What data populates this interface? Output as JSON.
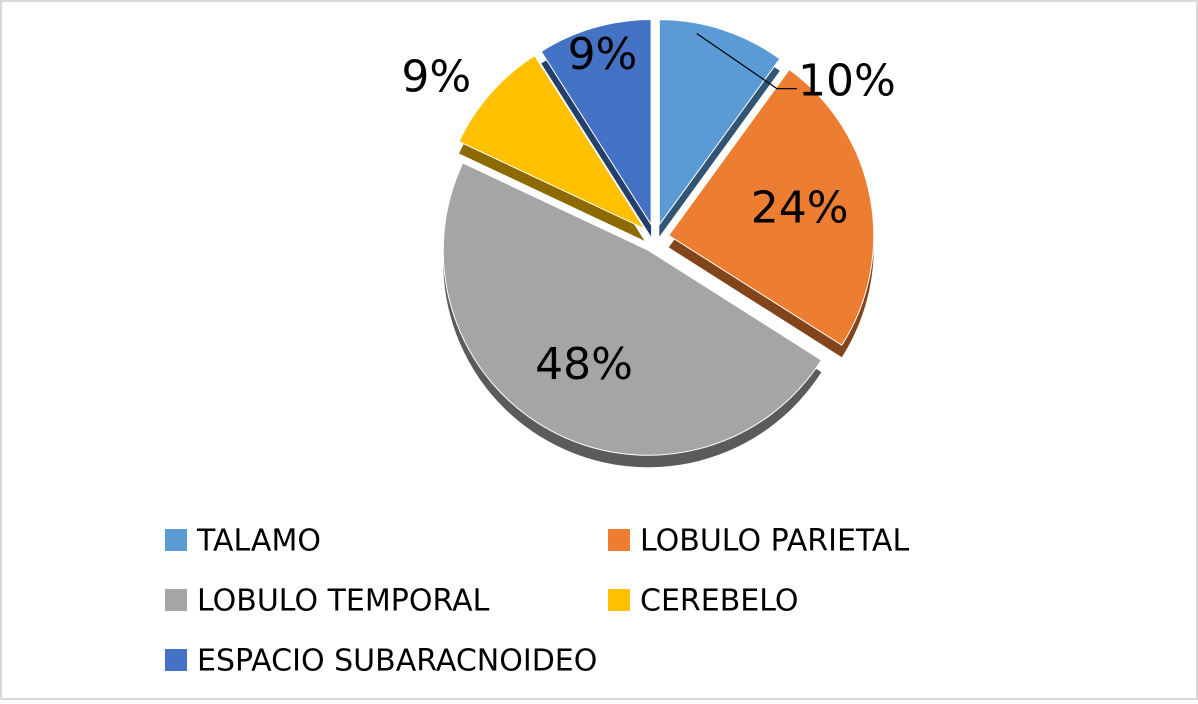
{
  "chart_data": {
    "type": "pie",
    "categories": [
      "TALAMO",
      "LOBULO PARIETAL",
      "LOBULO TEMPORAL",
      "CEREBELO",
      "ESPACIO SUBARACNOIDEO"
    ],
    "values": [
      10,
      24,
      48,
      9,
      9
    ],
    "value_labels": [
      "10%",
      "24%",
      "48%",
      "9%",
      "9%"
    ],
    "colors": [
      "#5b9bd5",
      "#ed7d31",
      "#a5a5a5",
      "#ffc000",
      "#4472c4"
    ],
    "legend": "bottom"
  }
}
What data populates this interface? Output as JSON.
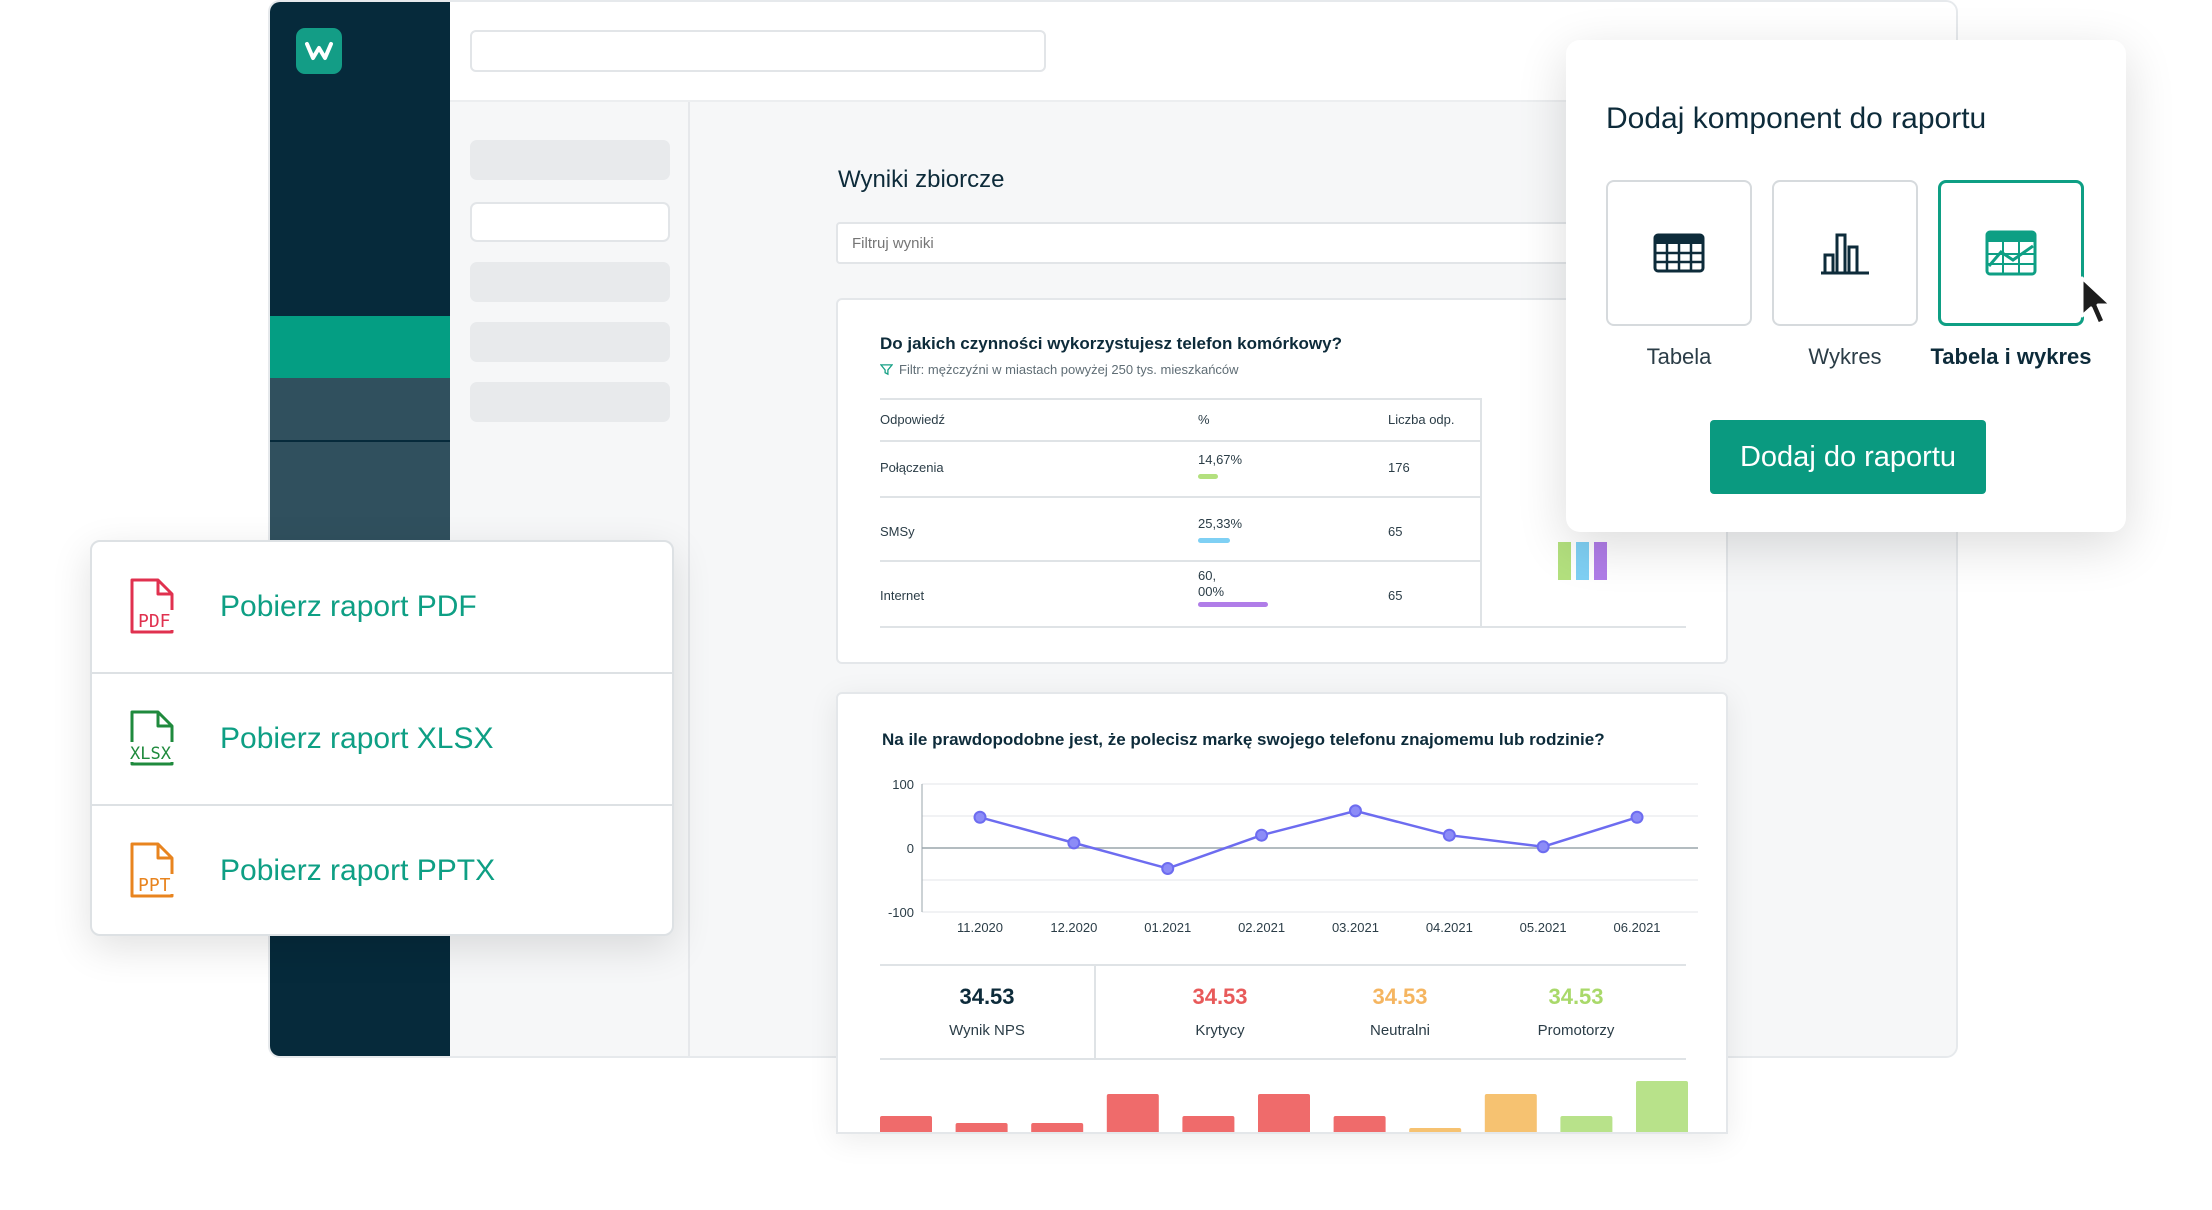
────────
— What to work on —
Set down all the data again exactly as above, pictures excluded.

— Answer to the exercise —
What data populates this interface? Output as JSON.
{
  "chart_data": {
    "type": "pie",
    "categories": [
      "TALAMO",
      "LOBULO PARIETAL",
      "LOBULO TEMPORAL",
      "CEREBELO",
      "ESPACIO SUBARACNOIDEO"
    ],
    "values": [
      10,
      24,
      48,
      9,
      9
    ],
    "value_labels": [
      "10%",
      "24%",
      "48%",
      "9%",
      "9%"
    ],
    "colors": [
      "#5b9bd5",
      "#ed7d31",
      "#a5a5a5",
      "#ffc000",
      "#4472c4"
    ],
    "legend": "bottom"
  }
}
What data populates this interface? Output as JSON.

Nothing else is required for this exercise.